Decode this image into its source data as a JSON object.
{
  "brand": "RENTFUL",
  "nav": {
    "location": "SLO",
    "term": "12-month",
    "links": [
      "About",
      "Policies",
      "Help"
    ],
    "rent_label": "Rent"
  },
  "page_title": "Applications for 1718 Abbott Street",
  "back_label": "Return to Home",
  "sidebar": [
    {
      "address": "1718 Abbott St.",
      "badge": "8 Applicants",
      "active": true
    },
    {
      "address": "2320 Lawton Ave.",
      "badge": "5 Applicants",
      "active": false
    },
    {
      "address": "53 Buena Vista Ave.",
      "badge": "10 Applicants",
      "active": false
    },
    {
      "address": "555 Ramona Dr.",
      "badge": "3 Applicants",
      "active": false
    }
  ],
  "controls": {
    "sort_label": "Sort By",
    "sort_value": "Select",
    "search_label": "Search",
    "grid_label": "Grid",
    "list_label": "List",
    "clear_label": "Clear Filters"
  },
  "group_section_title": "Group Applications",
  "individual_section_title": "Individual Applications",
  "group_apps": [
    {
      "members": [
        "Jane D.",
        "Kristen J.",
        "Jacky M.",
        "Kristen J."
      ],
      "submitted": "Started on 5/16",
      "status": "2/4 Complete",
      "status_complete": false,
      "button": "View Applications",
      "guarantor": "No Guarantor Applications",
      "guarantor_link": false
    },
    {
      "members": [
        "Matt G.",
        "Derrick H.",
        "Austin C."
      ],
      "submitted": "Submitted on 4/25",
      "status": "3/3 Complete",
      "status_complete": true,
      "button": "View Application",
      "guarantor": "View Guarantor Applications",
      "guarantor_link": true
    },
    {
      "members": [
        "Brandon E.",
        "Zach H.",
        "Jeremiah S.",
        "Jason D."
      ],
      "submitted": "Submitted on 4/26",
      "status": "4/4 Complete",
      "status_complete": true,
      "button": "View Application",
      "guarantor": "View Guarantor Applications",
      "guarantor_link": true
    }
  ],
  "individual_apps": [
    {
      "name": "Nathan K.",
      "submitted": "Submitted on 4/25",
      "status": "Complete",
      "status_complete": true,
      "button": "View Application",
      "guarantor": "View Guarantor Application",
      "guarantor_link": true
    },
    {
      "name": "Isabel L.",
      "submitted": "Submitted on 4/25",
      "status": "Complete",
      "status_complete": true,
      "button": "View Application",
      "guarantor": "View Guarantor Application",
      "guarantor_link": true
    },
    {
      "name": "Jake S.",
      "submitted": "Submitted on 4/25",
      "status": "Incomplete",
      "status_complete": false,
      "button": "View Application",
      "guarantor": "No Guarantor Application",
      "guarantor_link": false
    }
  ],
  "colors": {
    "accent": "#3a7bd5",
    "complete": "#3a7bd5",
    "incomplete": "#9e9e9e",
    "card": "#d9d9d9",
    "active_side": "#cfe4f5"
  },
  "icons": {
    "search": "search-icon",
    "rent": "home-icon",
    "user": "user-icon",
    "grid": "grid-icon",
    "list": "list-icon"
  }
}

──────────

• **What the exercise asks**:
Copy out all the entries shown above, character for character.

• **Full answer**:
Decode this image into its source data as a JSON object.
{
  "brand": "RENTFUL",
  "nav": {
    "location": "SLO",
    "term": "12-month",
    "links": [
      "About",
      "Policies",
      "Help"
    ],
    "rent_label": "Rent"
  },
  "page_title": "Applications for 1718 Abbott Street",
  "back_label": "Return to Home",
  "sidebar": [
    {
      "address": "1718 Abbott St.",
      "badge": "8 Applicants",
      "active": true
    },
    {
      "address": "2320 Lawton Ave.",
      "badge": "5 Applicants",
      "active": false
    },
    {
      "address": "53 Buena Vista Ave.",
      "badge": "10 Applicants",
      "active": false
    },
    {
      "address": "555 Ramona Dr.",
      "badge": "3 Applicants",
      "active": false
    }
  ],
  "controls": {
    "sort_label": "Sort By",
    "sort_value": "Select",
    "search_label": "Search",
    "grid_label": "Grid",
    "list_label": "List",
    "clear_label": "Clear Filters"
  },
  "group_section_title": "Group Applications",
  "individual_section_title": "Individual Applications",
  "group_apps": [
    {
      "members": [
        "Jane D.",
        "Kristen J.",
        "Jacky M.",
        "Kristen J."
      ],
      "submitted": "Started on 5/16",
      "status": "2/4 Complete",
      "status_complete": false,
      "button": "View Applications",
      "guarantor": "No Guarantor Applications",
      "guarantor_link": false
    },
    {
      "members": [
        "Matt G.",
        "Derrick H.",
        "Austin C."
      ],
      "submitted": "Submitted on 4/25",
      "status": "3/3 Complete",
      "status_complete": true,
      "button": "View Application",
      "guarantor": "View Guarantor Applications",
      "guarantor_link": true
    },
    {
      "members": [
        "Brandon E.",
        "Zach H.",
        "Jeremiah S.",
        "Jason D."
      ],
      "submitted": "Submitted on 4/26",
      "status": "4/4 Complete",
      "status_complete": true,
      "button": "View Application",
      "guarantor": "View Guarantor Applications",
      "guarantor_link": true
    }
  ],
  "individual_apps": [
    {
      "name": "Nathan K.",
      "submitted": "Submitted on 4/25",
      "status": "Complete",
      "status_complete": true,
      "button": "View Application",
      "guarantor": "View Guarantor Application",
      "guarantor_link": true
    },
    {
      "name": "Isabel L.",
      "submitted": "Submitted on 4/25",
      "status": "Complete",
      "status_complete": true,
      "button": "View Application",
      "guarantor": "View Guarantor Application",
      "guarantor_link": true
    },
    {
      "name": "Jake S.",
      "submitted": "Submitted on 4/25",
      "status": "Incomplete",
      "status_complete": false,
      "button": "View Application",
      "guarantor": "No Guarantor Application",
      "guarantor_link": false
    }
  ],
  "colors": {
    "accent": "#3a7bd5",
    "complete": "#3a7bd5",
    "incomplete": "#9e9e9e",
    "card": "#d9d9d9",
    "active_side": "#cfe4f5"
  },
  "icons": {
    "search": "search-icon",
    "rent": "home-icon",
    "user": "user-icon",
    "grid": "grid-icon",
    "list": "list-icon"
  }
}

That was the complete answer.